## Given instruction
Go through the data below and copy it exactly, skipping every picture.

[Saved data entries]
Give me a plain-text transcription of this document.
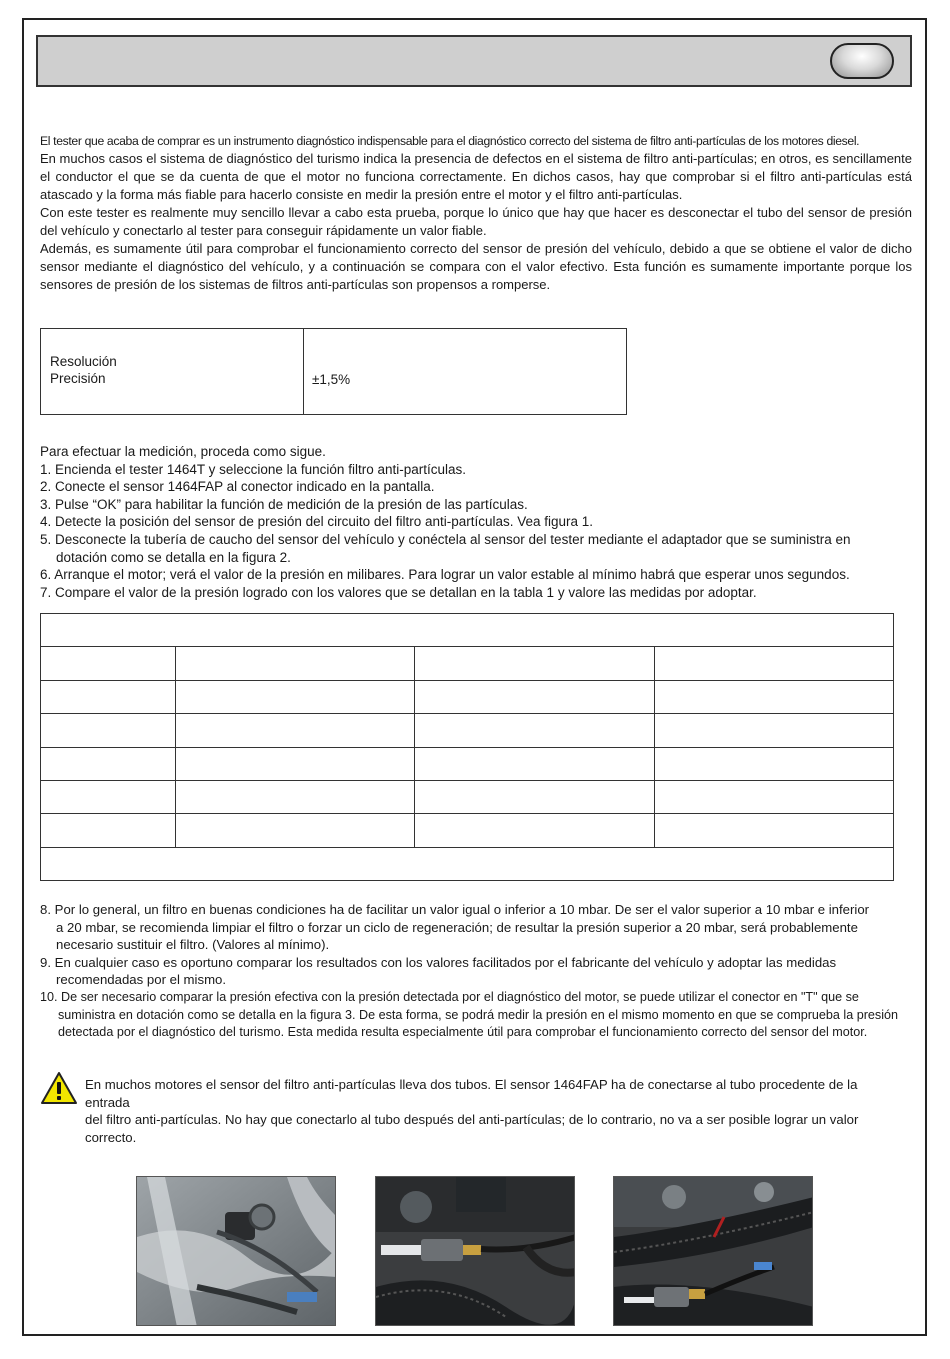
El tester que acaba de comprar es un instrumento diagnóstico indispensable para el diagnóstico correcto del sistema de filtro anti-partículas de los motores diesel.

En muchos casos el sistema de diagnóstico del turismo indica la presencia de defectos en el sistema de filtro anti-partículas; en otros, es sencillamente el conductor el que se da cuenta de que el motor no funciona correctamente. En dichos casos, hay que comprobar si el filtro anti-partículas está atascado y la forma más fiable para hacerlo consiste en medir la presión entre el motor y el filtro anti-partículas.

Con este tester es realmente muy sencillo llevar a cabo esta prueba, porque lo único que hay que hacer es desconectar el tubo del sensor de presión del vehículo y conectarlo al tester para conseguir rápidamente un valor fiable.

Además, es sumamente útil para comprobar el funcionamiento correcto del sensor de presión del vehículo, debido a que se obtiene el valor de dicho sensor mediante el diagnóstico del vehículo, y a continuación se compara con el valor efectivo. Esta función es sumamente importante porque los sensores de presión de los sistemas de filtros anti-partículas son propensos a romperse.

Resolución
Precisión	±1,5%

Para efectuar la medición, proceda como sigue.

1. Encienda el tester 1464T y seleccione la función filtro anti-partículas.

2. Conecte el sensor 1464FAP al conector indicado en la pantalla.

3. Pulse “OK” para habilitar la función de medición de la presión de las partículas.

4. Detecte la posición del sensor de presión del circuito del filtro anti-partículas. Vea figura 1.

5. Desconecte la tubería de caucho del sensor del vehículo y conéctela al sensor del tester mediante el adaptador que se suministra en

dotación como se detalla en la figura 2.

6. Arranque el motor; verá el valor de la presión en milibares. Para lograr un valor estable al mínimo habrá que esperar unos segundos.

7. Compare el valor de la presión logrado con los valores que se detallan en la tabla 1 y valore las medidas por adoptar.

8. Por lo general, un filtro en buenas condiciones ha de facilitar un valor igual o inferior a 10 mbar. De ser el valor superior a 10 mbar e inferior

a 20 mbar, se recomienda limpiar el filtro o forzar un ciclo de regeneración; de resultar la presión superior a 20 mbar, será probablemente

necesario sustituir el filtro. (Valores al mínimo).

9. En cualquier caso es oportuno comparar los resultados con los valores facilitados por el fabricante del vehículo y adoptar las medidas

recomendadas por el mismo.

10. De ser necesario comparar la presión efectiva con la presión detectada por el diagnóstico del motor, se puede utilizar el conector en "T" que se

suministra en dotación como se detalla en la figura 3. De esta forma, se podrá medir la presión en el mismo momento en que se comprueba la presión

detectada por el diagnóstico del turismo. Esta medida resulta especialmente útil para comprobar el funcionamiento correcto del sensor del motor.

En muchos motores el sensor del filtro anti-partículas lleva dos tubos. El sensor 1464FAP ha de conectarse al tubo procedente de la entrada

del filtro anti-partículas. No hay que conectarlo al tubo después del anti-partículas; de lo contrario, no va a ser posible lograr un valor correcto.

## Response for this exercise
Give me a plain-text transcription of this document.
El tester que acaba de comprar es un instrumento diagnóstico indispensable para el diagnóstico correcto del sistema de filtro anti-partículas de los motores diesel.

En muchos casos el sistema de diagnóstico del turismo indica la presencia de defectos en el sistema de filtro anti-partículas; en otros, es sencillamente el conductor el que se da cuenta de que el motor no funciona correctamente. En dichos casos, hay que comprobar si el filtro anti-partículas está atascado y la forma más fiable para hacerlo consiste en medir la presión entre el motor y el filtro anti-partículas.

Con este tester es realmente muy sencillo llevar a cabo esta prueba, porque lo único que hay que hacer es desconectar el tubo del sensor de presión del vehículo y conectarlo al tester para conseguir rápidamente un valor fiable.

Además, es sumamente útil para comprobar el funcionamiento correcto del sensor de presión del vehículo, debido a que se obtiene el valor de dicho sensor mediante el diagnóstico del vehículo, y a continuación se compara con el valor efectivo. Esta función es sumamente importante porque los sensores de presión de los sistemas de filtros anti-partículas son propensos a romperse.

Resolución
Precisión	±1,5%

Para efectuar la medición, proceda como sigue.

1. Encienda el tester 1464T y seleccione la función filtro anti-partículas.

2. Conecte el sensor 1464FAP al conector indicado en la pantalla.

3. Pulse “OK” para habilitar la función de medición de la presión de las partículas.

4. Detecte la posición del sensor de presión del circuito del filtro anti-partículas. Vea figura 1.

5. Desconecte la tubería de caucho del sensor del vehículo y conéctela al sensor del tester mediante el adaptador que se suministra en

dotación como se detalla en la figura 2.

6. Arranque el motor; verá el valor de la presión en milibares. Para lograr un valor estable al mínimo habrá que esperar unos segundos.

7. Compare el valor de la presión logrado con los valores que se detallan en la tabla 1 y valore las medidas por adoptar.

8. Por lo general, un filtro en buenas condiciones ha de facilitar un valor igual o inferior a 10 mbar. De ser el valor superior a 10 mbar e inferior

a 20 mbar, se recomienda limpiar el filtro o forzar un ciclo de regeneración; de resultar la presión superior a 20 mbar, será probablemente

necesario sustituir el filtro. (Valores al mínimo).

9. En cualquier caso es oportuno comparar los resultados con los valores facilitados por el fabricante del vehículo y adoptar las medidas

recomendadas por el mismo.

10. De ser necesario comparar la presión efectiva con la presión detectada por el diagnóstico del motor, se puede utilizar el conector en "T" que se

suministra en dotación como se detalla en la figura 3. De esta forma, se podrá medir la presión en el mismo momento en que se comprueba la presión

detectada por el diagnóstico del turismo. Esta medida resulta especialmente útil para comprobar el funcionamiento correcto del sensor del motor.

En muchos motores el sensor del filtro anti-partículas lleva dos tubos. El sensor 1464FAP ha de conectarse al tubo procedente de la entrada

del filtro anti-partículas. No hay que conectarlo al tubo después del anti-partículas; de lo contrario, no va a ser posible lograr un valor correcto.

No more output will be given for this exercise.